● **Exercise**: Where the records hold the string "sample", show the whole line it sits on.
++++ Records to process
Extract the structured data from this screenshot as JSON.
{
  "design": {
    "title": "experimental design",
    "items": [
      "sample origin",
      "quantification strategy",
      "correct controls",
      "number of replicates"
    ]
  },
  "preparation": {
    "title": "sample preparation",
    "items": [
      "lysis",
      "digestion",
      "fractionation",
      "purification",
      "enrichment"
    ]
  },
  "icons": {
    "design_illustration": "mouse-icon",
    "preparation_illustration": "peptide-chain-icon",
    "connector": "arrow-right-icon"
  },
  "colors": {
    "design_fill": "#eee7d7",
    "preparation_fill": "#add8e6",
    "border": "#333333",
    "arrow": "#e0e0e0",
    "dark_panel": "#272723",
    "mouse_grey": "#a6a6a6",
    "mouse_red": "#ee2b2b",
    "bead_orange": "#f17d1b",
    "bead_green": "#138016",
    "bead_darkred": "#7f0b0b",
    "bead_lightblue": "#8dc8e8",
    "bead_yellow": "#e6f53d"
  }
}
++++++++
++++ Records to process
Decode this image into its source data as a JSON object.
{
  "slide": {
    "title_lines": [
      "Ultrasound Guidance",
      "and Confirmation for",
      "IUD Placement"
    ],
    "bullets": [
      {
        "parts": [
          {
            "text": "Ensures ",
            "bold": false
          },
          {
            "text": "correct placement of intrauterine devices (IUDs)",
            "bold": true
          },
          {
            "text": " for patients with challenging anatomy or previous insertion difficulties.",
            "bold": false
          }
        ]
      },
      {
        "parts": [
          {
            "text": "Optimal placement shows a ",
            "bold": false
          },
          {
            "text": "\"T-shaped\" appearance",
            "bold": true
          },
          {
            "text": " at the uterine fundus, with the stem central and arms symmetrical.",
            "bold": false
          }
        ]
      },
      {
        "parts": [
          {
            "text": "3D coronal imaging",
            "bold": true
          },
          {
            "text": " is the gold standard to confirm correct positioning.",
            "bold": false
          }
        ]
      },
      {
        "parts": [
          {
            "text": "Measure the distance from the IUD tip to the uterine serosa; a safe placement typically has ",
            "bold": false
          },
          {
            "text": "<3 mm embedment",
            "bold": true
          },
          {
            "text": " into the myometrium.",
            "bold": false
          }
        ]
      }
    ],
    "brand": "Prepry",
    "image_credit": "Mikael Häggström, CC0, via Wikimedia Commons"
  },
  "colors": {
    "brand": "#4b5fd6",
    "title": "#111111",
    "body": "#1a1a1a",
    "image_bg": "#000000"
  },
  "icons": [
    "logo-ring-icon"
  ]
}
++++++++
++++ Records to process
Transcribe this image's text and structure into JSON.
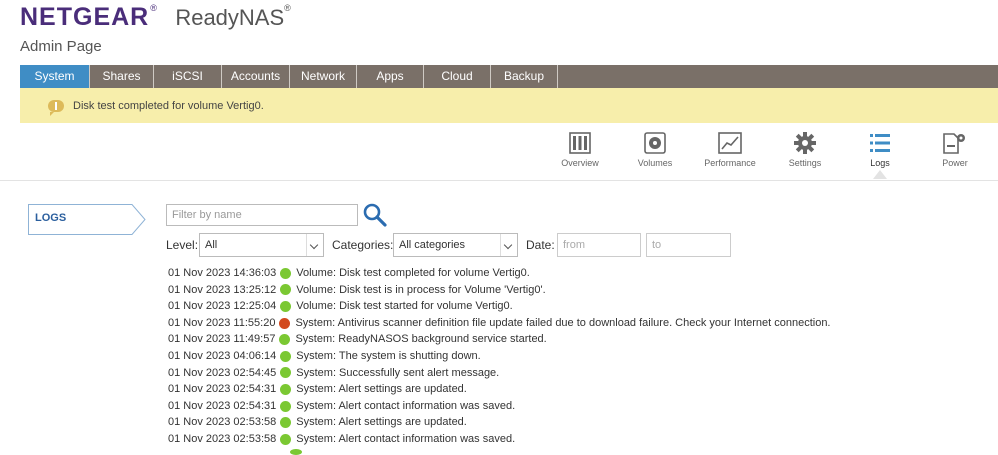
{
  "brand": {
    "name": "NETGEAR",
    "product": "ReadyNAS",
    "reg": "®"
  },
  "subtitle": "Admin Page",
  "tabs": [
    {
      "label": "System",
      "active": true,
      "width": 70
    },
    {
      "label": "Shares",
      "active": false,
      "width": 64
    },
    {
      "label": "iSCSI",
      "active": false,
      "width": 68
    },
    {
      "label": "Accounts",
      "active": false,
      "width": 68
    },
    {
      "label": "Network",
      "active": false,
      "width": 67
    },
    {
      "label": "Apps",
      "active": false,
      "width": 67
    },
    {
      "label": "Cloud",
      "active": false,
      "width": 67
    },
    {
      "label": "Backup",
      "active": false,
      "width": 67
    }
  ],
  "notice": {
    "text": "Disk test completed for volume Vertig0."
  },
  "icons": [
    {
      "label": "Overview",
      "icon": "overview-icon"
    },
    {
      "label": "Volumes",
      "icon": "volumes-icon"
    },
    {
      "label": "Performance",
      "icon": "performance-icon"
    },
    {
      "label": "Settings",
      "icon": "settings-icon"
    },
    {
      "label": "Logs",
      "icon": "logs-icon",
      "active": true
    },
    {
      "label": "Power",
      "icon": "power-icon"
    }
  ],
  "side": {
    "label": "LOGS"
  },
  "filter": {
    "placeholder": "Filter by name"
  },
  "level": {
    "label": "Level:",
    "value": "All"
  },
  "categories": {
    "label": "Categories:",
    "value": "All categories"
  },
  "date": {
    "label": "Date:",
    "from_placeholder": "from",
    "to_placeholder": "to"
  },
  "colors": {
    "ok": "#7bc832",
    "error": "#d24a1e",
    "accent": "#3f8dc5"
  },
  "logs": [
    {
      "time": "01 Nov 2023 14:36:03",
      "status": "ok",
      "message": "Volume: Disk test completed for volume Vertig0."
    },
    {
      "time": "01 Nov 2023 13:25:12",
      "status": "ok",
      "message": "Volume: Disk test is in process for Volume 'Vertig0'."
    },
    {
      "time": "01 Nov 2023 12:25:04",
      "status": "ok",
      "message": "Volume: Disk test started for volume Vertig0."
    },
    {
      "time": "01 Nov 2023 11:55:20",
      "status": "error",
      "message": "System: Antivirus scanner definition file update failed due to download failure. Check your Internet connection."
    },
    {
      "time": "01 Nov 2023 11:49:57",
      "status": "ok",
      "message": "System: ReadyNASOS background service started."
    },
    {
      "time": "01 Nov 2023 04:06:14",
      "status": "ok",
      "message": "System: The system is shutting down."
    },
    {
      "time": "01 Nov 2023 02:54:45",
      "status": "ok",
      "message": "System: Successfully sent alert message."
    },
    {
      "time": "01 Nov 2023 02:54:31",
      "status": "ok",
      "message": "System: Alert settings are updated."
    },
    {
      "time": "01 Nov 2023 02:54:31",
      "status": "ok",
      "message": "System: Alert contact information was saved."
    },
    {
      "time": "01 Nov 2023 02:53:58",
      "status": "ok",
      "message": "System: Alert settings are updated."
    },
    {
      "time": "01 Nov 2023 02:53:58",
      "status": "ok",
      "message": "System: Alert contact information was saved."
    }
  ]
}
++++++++
● **Output of the exercise**:
      "sample origin",
    "title": "sample preparation",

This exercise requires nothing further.